Aufgabe A: Welche Alternativen zum Verzicht auf Dramatiker und ihre Texte nennt der Textauszug?
Aufgabe B: Schreib aus dem Textauszug alles von „Bild: Kristo Šagors“ bis hinunter zu „Ja, wollte ich.“ ab.

Textauszug:
Bild: Kristo Šagors Stücke – hier „Patricks Trick“ in Bremen – werden…
Vor ein paar Jahren habe ich mal einen Text über ein ähnliches Thema
geschrieben. Damals ging es um Werktreue. Was für ein Luxusproblem,
gemessen an der aktuellen Entwicklung, komplett auf Dramatiker und ihre
Texte zu verzichten. Romanadaptionen, Spezialisten des Alltags,
Ensembleprojekte – die Liste der Alternativen ist lang.
Als ich begann, auch Regie zu führen, wunderte sich ein älterer Kollege von
mir warnend, seines Zeichens schon vor Jahren aus der Dramaturgie in eine
Metaorganisation abgewandert: „Eine privilegiertere Position als die des
Autors gibt es im Theater nicht. Willst du dich wirklich täglich mit den
Neurosen von Schauspielern herumschlagen müssen?“ Ja, wollte ich.

Erfasste Daten:
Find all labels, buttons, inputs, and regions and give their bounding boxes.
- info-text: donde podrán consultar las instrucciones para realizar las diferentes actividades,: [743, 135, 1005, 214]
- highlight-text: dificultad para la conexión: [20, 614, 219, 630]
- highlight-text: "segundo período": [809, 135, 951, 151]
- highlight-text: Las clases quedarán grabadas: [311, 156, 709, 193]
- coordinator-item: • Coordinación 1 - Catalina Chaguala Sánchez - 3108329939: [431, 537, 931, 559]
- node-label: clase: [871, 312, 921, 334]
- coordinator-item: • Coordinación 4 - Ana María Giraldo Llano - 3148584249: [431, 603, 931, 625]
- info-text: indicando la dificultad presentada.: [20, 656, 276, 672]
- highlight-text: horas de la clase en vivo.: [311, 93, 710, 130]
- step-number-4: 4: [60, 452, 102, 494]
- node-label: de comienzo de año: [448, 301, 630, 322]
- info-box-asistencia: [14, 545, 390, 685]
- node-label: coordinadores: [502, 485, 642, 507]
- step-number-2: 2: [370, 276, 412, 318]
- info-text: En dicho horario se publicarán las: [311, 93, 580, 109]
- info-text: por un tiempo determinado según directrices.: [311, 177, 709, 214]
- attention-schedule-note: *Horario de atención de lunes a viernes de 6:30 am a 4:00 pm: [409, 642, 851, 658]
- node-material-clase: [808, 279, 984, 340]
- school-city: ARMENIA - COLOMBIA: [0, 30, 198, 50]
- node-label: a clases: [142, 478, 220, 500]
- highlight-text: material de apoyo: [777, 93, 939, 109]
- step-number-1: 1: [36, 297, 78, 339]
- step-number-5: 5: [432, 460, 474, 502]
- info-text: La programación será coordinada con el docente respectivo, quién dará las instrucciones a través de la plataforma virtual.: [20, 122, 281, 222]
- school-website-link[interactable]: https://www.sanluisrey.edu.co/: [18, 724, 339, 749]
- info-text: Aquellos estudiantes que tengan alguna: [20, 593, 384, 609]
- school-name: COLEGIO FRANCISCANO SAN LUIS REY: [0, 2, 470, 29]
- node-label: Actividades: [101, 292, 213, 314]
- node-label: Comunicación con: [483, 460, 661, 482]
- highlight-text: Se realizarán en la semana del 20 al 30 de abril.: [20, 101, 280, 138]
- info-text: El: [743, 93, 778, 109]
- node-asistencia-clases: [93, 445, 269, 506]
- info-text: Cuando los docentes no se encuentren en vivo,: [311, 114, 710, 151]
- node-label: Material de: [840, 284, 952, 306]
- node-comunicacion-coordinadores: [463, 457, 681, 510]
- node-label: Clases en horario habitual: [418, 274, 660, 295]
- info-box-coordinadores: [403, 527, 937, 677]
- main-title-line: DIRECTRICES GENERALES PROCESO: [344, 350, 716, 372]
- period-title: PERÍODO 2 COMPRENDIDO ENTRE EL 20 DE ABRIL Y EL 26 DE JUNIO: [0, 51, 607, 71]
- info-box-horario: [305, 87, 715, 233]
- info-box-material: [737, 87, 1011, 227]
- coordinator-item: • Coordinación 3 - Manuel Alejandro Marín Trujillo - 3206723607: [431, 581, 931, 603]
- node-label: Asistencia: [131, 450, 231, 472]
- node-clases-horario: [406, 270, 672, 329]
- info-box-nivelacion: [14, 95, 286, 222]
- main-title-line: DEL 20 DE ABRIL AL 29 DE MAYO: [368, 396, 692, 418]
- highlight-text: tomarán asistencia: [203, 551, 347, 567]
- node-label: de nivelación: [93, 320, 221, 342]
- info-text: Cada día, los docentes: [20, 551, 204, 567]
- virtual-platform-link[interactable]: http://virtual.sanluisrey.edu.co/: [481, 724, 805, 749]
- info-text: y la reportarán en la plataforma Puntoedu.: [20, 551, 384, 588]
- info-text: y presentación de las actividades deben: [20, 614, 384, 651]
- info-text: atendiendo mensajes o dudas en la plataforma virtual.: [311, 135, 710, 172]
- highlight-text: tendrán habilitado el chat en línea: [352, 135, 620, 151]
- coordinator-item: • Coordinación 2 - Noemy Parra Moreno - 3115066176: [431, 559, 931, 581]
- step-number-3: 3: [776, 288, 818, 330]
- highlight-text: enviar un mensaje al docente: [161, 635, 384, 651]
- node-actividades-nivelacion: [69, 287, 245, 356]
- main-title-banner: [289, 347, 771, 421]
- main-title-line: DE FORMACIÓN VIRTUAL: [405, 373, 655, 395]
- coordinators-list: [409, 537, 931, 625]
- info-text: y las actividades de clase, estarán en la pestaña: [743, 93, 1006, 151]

Ausgearbeitete Lösung A: Romanadaptionen, Spezialisten des Alltags und Ensembleprojekte.

Ausgearbeitete Lösung B:
Bild: Kristo Šagors Stücke – hier „Patricks Trick“ in Bremen – werden…
Vor ein paar Jahren habe ich mal einen Text über ein ähnliches Thema
geschrieben. Damals ging es um Werktreue. Was für ein Luxusproblem,
gemessen an der aktuellen Entwicklung, komplett auf Dramatiker und ihre
Texte zu verzichten. Romanadaptionen, Spezialisten des Alltags,
Ensembleprojekte – die Liste der Alternativen ist lang.
Als ich begann, auch Regie zu führen, wunderte sich ein älterer Kollege von
mir warnend, seines Zeichens schon vor Jahren aus der Dramaturgie in eine
Metaorganisation abgewandert: „Eine privilegiertere Position als die des
Autors gibt es im Theater nicht. Willst du dich wirklich täglich mit den
Neurosen von Schauspielern herumschlagen müssen?“ Ja, wollte ich.